**GIVEN REQUEST**. Go through the data below. Pull out every line that has the word "label".

**PROVIDED DATA**.
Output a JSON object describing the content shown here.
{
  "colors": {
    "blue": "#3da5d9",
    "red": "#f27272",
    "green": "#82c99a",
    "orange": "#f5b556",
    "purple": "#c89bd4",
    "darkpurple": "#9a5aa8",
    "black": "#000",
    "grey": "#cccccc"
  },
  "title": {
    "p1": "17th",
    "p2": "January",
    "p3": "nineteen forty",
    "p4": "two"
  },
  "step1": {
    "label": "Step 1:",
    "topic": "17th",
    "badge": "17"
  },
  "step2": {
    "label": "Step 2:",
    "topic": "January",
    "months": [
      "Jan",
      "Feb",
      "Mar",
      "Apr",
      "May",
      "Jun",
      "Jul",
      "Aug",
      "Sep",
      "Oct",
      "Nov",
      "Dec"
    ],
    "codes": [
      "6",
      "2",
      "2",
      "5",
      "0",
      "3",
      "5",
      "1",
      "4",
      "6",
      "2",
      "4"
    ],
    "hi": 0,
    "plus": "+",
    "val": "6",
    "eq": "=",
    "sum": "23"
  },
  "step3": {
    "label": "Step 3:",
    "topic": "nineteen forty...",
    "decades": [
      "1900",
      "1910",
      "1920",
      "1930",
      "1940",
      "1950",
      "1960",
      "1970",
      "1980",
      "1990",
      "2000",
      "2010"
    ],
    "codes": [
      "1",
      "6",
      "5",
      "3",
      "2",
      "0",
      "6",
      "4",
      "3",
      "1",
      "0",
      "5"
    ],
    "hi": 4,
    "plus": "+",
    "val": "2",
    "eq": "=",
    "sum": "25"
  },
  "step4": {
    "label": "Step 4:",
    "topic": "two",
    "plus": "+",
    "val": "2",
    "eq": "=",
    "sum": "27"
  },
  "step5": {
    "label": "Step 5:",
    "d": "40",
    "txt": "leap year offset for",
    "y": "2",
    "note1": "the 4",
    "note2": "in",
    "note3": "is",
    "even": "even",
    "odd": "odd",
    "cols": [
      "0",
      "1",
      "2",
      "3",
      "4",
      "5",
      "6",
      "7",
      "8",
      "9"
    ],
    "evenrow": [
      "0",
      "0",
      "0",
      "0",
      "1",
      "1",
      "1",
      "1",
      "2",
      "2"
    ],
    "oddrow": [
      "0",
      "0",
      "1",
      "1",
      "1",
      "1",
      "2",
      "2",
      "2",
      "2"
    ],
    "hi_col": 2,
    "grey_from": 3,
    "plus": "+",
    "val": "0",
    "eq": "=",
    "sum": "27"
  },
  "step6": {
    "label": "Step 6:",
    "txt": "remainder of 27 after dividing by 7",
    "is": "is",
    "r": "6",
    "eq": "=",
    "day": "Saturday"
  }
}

**ANSWER TO THIS PROBLEM**.
    "label": "Step 1:",
    "label": "Step 2:",
    "label": "Step 3:",
    "label": "Step 4:",
    "label": "Step 5:",
    "label": "Step 6:",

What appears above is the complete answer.